──────── Data shown ────────

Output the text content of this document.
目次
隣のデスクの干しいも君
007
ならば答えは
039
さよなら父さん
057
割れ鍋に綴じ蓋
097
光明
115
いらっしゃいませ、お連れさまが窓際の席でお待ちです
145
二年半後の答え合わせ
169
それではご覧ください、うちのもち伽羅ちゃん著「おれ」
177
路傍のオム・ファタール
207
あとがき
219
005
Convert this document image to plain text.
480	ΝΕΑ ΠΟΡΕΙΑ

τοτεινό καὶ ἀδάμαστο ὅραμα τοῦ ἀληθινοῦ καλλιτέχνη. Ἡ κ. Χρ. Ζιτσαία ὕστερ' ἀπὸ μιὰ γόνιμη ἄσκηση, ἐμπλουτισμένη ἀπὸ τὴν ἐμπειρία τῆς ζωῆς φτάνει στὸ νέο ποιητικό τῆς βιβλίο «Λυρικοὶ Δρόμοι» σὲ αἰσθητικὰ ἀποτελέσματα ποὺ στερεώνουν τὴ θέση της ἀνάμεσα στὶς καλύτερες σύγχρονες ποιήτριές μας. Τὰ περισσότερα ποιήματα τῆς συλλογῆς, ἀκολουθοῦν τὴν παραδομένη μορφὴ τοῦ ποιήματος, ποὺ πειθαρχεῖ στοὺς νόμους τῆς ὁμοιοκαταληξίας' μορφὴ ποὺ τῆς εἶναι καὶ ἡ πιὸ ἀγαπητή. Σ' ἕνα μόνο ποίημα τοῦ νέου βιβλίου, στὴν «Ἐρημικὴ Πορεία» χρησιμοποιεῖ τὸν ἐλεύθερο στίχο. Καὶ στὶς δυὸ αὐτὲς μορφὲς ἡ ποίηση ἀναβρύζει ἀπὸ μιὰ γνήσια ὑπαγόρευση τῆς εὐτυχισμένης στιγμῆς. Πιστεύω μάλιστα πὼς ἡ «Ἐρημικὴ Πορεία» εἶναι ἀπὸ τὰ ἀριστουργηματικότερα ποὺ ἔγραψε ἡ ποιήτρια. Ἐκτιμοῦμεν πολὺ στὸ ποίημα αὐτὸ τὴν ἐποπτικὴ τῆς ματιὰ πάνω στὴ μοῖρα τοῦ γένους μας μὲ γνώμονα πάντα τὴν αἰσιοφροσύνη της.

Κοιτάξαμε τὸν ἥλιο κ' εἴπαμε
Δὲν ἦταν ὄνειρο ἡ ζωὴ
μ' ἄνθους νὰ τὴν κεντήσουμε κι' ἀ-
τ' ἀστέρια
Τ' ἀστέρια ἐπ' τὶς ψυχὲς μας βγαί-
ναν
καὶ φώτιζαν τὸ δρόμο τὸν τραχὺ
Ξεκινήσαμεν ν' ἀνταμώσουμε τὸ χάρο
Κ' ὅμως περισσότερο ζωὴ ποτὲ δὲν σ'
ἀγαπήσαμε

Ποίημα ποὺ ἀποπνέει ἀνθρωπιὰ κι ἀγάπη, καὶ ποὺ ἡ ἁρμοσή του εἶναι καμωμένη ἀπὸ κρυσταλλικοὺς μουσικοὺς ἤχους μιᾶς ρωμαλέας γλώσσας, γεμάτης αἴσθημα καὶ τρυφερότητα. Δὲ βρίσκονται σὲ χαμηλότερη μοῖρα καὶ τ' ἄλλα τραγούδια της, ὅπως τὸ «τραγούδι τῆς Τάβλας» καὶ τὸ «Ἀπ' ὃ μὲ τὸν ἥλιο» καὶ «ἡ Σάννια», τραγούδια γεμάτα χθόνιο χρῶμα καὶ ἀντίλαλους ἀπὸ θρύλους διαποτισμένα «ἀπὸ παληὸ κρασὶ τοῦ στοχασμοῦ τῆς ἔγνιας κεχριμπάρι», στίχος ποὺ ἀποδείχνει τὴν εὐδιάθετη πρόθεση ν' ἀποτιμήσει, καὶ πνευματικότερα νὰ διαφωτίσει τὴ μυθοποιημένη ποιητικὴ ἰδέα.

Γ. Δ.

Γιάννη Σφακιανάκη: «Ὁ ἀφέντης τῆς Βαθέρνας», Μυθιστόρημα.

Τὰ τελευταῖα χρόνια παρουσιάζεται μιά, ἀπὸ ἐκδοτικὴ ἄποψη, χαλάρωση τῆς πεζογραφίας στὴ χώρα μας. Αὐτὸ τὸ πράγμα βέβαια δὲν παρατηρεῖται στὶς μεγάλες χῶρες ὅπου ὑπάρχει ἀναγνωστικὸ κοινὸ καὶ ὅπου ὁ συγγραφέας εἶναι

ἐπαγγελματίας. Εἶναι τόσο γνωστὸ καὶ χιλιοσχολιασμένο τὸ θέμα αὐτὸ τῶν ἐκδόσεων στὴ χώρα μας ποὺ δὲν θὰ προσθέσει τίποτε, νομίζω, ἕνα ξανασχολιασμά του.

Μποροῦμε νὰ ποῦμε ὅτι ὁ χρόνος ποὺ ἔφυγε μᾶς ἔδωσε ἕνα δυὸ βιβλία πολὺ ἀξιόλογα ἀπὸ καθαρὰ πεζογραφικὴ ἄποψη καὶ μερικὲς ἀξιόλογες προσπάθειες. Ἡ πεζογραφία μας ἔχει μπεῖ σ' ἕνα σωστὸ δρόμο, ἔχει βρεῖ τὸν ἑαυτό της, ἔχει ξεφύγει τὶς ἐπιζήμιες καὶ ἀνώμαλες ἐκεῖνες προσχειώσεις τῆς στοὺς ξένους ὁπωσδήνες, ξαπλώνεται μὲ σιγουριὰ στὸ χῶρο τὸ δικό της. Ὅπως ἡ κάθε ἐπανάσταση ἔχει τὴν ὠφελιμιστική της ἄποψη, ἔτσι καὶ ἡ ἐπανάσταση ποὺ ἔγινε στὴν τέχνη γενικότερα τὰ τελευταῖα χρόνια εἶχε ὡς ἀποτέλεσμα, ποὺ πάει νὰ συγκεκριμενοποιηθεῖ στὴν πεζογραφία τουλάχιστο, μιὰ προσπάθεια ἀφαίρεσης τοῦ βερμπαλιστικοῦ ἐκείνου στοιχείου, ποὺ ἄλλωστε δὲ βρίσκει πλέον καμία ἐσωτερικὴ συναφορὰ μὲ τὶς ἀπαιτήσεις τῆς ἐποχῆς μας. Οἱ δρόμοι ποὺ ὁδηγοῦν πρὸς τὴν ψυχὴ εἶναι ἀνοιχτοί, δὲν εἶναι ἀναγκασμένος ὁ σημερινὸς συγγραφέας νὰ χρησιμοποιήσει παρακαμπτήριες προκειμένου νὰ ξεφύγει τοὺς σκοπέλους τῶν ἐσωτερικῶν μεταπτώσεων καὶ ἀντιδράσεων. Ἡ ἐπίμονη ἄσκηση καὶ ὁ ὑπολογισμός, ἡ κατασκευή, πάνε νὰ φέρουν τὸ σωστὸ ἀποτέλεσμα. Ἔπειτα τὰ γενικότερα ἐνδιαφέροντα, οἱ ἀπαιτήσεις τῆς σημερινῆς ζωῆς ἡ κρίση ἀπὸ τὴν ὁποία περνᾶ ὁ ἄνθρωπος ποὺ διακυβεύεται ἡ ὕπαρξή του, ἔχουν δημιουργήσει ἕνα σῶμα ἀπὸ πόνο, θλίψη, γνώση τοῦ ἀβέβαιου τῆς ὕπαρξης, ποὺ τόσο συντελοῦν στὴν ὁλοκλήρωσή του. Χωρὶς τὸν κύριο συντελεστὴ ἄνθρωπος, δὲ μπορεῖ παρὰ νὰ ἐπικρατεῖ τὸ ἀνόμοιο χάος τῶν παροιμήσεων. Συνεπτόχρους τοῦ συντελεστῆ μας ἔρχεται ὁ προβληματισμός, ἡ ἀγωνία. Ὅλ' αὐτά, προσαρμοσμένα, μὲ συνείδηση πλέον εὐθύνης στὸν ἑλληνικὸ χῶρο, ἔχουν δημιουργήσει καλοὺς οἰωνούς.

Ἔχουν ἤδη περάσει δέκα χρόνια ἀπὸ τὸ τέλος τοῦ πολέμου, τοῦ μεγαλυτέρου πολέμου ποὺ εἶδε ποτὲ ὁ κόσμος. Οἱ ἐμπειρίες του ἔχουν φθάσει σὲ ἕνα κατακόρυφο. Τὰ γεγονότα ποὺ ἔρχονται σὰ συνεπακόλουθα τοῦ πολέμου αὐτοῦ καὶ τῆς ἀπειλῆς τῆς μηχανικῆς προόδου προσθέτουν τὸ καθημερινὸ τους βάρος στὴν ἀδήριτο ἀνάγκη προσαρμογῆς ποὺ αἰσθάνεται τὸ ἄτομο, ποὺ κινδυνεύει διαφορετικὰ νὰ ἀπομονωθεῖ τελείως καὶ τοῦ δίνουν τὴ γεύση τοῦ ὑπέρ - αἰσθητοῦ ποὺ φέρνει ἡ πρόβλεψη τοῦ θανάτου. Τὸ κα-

────────

* _Set task_:
Which lines of the data include "ἀστέρια"? Copy each of them.

* _Task solution_:
τ' ἀστέρια
Τ' ἀστέρια ἐπ' τὶς ψυχὲς μας βγαί-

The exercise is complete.